= Required task =
Wherever the word "CALAMARCITOS" appears in the entries, copy the whole line.

[Data excerpts]
-- BEGIN --

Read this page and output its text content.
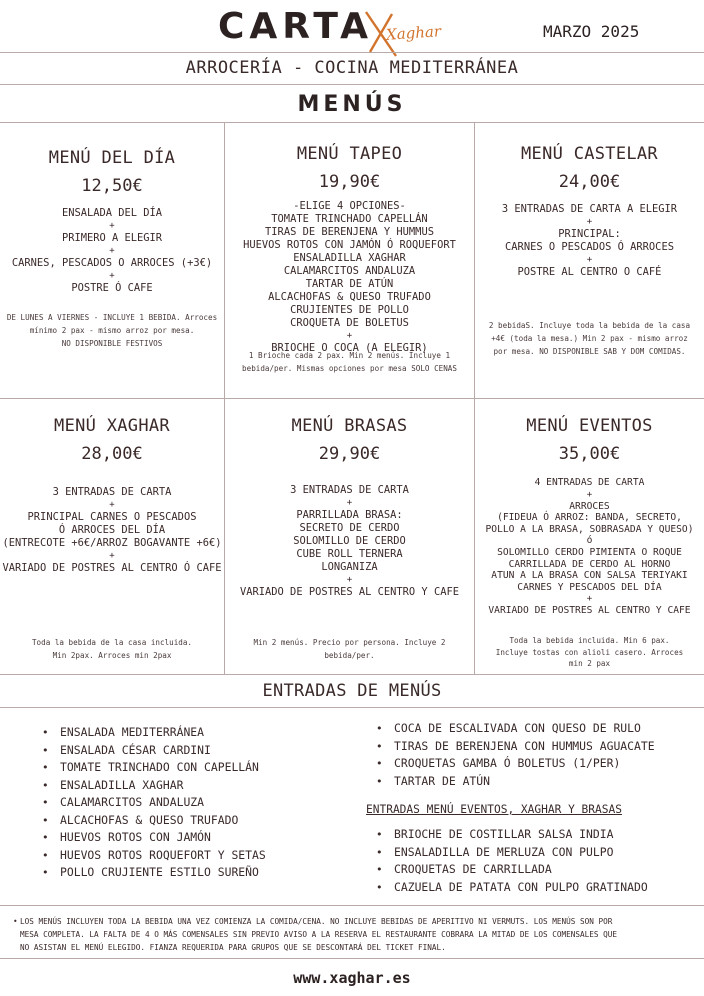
CARTA Xaghar	MARZO 2025
ARROCERÍA - COCINA MEDITERRÁNEA
MENÚS
MENÚ DEL DÍA
12,50€
ENSALADA DEL DÍA
+
PRIMERO A ELEGIR
+
CARNES, PESCADOS O ARROCES (+3€)
+
POSTRE Ó CAFE
DE LUNES A VIERNES - INCLUYE 1 BEBIDA. Arroces
mínimo 2 pax - mismo arroz por mesa.
NO DISPONIBLE FESTIVOS
MENÚ TAPEO
19,90€
-ELIGE 4 OPCIONES-
TOMATE TRINCHADO CAPELLÁN
TIRAS DE BERENJENA Y HUMMUS
HUEVOS ROTOS CON JAMÓN Ó ROQUEFORT
ENSALADILLA XAGHAR
CALAMARCITOS ANDALUZA
TARTAR DE ATÚN
ALCACHOFAS & QUESO TRUFADO
CRUJIENTES DE POLLO
CROQUETA DE BOLETUS
+
BRIOCHE O COCA (A ELEGIR)
1 Brioche cada 2 pax. Min 2 menús. Incluye 1
bebida/per. Mismas opciones por mesa SOLO CENAS
MENÚ CASTELAR
24,00€
3 ENTRADAS DE CARTA A ELEGIR
+
PRINCIPAL:
CARNES O PESCADOS Ó ARROCES
+
POSTRE AL CENTRO O CAFÉ
2 bebidaS. Incluye toda la bebida de la casa
+4€ (toda la mesa.) Min 2 pax - mismo arroz
por mesa. NO DISPONIBLE SAB Y DOM COMIDAS.
MENÚ XAGHAR
28,00€
3 ENTRADAS DE CARTA
+
PRINCIPAL CARNES O PESCADOS
Ó ARROCES DEL DÍA
(ENTRECOTE +6€/ARROZ BOGAVANTE +6€)
+
VARIADO DE POSTRES AL CENTRO Ó CAFE
Toda la bebida de la casa incluida.
Min 2pax. Arroces min 2pax
MENÚ BRASAS
29,90€
3 ENTRADAS DE CARTA
+
PARRILLADA BRASA:
SECRETO DE CERDO
SOLOMILLO DE CERDO
CUBE ROLL TERNERA
LONGANIZA
+
VARIADO DE POSTRES AL CENTRO Y CAFE
Min 2 menús. Precio por persona. Incluye 2
bebida/per.
MENÚ EVENTOS
35,00€
4 ENTRADAS DE CARTA
+
ARROCES
(FIDEUA Ó ARROZ: BANDA, SECRETO,
POLLO A LA BRASA, SOBRASADA Y QUESO)
ó
SOLOMILLO CERDO PIMIENTA O ROQUE
CARRILLADA DE CERDO AL HORNO
ATUN A LA BRASA CON SALSA TERIYAKI
CARNES Y PESCADOS DEL DÍA
+
VARIADO DE POSTRES AL CENTRO Y CAFE
Toda la bebida incluida. Min 6 pax.
Incluye tostas con alioli casero. Arroces
min 2 pax
ENTRADAS DE MENÚS
• ENSALADA MEDITERRÁNEA
• ENSALADA CÉSAR CARDINI
• TOMATE TRINCHADO CON CAPELLÁN
• ENSALADILLA XAGHAR
• CALAMARCITOS ANDALUZA
• ALCACHOFAS & QUESO TRUFADO
• HUEVOS ROTOS CON JAMÓN
• HUEVOS ROTOS ROQUEFORT Y SETAS
• POLLO CRUJIENTE ESTILO SUREÑO
• COCA DE ESCALIVADA CON QUESO DE RULO
• TIRAS DE BERENJENA CON HUMMUS AGUACATE
• CROQUETAS GAMBA Ó BOLETUS (1/PER)
• TARTAR DE ATÚN
ENTRADAS MENÚ EVENTOS, XAGHAR Y BRASAS
• BRIOCHE DE COSTILLAR SALSA INDIA
• ENSALADILLA DE MERLUZA CON PULPO
• CROQUETAS DE CARRILLADA
• CAZUELA DE PATATA CON PULPO GRATINADO
• LOS MENÚS INCLUYEN TODA LA BEBIDA UNA VEZ COMIENZA LA COMIDA/CENA. NO INCLUYE BEBIDAS DE APERITIVO NI VERMUTS. LOS MENÚS SON POR
MESA COMPLETA. LA FALTA DE 4 O MÁS COMENSALES SIN PREVIO AVISO A LA RESERVA EL RESTAURANTE COBRARA LA MITAD DE LOS COMENSALES QUE
NO ASISTAN EL MENÚ ELEGIDO. FIANZA REQUERIDA PARA GRUPOS QUE SE DESCONTARÁ DEL TICKET FINAL.
www.xaghar.es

-- END --

= Result =
CALAMARCITOS ANDALUZA
• CALAMARCITOS ANDALUZA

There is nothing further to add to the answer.